Dataset excerpt:
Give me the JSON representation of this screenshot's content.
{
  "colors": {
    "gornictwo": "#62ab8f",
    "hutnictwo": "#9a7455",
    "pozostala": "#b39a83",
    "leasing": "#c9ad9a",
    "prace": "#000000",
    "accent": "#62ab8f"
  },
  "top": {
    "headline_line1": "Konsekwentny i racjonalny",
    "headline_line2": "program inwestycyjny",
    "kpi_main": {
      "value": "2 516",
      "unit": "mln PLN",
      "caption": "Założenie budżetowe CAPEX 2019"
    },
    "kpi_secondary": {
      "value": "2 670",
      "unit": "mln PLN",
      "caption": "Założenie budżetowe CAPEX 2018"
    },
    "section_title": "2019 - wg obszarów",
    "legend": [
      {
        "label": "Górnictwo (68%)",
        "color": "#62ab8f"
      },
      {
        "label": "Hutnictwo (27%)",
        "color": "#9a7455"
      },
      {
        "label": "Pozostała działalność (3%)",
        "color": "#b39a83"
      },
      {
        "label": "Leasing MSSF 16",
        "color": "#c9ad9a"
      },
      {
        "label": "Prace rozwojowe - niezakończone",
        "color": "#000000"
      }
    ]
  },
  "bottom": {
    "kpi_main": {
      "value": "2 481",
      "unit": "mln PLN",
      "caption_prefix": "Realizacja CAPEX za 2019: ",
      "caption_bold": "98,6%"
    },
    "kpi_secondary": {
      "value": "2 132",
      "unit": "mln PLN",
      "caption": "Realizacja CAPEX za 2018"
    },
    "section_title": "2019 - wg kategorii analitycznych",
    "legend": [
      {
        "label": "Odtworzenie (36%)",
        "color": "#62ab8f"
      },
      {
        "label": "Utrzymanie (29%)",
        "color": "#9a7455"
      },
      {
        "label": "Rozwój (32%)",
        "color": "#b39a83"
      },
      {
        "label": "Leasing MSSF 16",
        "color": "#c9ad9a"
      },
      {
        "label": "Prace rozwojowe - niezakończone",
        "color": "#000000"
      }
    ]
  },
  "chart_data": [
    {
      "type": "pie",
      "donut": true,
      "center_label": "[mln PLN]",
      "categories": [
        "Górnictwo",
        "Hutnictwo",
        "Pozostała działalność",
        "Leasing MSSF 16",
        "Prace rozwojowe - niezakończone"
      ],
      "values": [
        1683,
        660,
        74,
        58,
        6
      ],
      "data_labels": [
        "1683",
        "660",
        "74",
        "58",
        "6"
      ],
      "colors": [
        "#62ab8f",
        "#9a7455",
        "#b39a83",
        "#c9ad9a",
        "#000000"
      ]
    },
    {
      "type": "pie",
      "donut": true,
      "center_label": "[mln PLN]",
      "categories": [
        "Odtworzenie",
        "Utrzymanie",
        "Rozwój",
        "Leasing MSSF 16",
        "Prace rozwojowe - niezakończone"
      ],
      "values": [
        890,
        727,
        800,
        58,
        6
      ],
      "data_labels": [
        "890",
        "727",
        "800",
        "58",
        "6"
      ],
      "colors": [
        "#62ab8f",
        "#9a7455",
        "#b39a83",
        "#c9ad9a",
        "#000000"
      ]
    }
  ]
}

Stated goal:
Find the lines of the material that hold the word "działalność" and report their count alone.

Answer for the task:
2